*SET EXERCISE*: Wherever the string "this" appears in the listing, copy that line.

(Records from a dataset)
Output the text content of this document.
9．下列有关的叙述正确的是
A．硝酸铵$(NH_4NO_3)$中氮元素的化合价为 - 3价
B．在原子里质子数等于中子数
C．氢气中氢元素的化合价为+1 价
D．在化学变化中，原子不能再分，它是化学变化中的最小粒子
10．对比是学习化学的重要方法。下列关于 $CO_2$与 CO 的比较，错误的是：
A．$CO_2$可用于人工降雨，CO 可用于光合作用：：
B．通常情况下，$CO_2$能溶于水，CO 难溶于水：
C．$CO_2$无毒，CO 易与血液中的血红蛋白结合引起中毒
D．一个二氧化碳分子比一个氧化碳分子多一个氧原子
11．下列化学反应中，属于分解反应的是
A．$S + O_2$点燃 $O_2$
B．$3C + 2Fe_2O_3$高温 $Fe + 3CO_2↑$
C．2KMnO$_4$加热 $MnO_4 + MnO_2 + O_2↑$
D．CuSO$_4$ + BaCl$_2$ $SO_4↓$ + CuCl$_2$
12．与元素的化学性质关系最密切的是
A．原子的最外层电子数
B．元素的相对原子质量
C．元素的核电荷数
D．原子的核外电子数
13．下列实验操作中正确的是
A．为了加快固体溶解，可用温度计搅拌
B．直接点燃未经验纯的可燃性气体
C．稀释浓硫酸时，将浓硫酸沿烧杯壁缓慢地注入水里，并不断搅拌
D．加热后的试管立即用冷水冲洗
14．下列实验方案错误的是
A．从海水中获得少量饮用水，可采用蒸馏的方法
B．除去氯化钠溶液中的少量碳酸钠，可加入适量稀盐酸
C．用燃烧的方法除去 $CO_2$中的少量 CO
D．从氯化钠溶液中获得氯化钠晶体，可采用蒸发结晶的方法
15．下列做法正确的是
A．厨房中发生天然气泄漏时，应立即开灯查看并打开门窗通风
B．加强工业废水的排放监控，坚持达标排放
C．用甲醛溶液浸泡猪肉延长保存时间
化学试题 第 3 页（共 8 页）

==

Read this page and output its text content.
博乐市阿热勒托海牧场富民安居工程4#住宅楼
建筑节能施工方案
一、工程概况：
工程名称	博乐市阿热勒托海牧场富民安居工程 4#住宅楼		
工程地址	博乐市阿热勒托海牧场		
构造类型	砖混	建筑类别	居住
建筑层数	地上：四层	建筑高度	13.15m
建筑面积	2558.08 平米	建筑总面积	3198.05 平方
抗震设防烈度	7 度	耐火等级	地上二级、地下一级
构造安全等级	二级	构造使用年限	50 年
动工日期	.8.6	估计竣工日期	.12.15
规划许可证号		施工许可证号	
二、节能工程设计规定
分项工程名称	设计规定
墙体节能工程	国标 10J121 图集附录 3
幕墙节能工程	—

*CORRECT RESPONSE*:
Output the text content of this document.
Read this page and output its text content.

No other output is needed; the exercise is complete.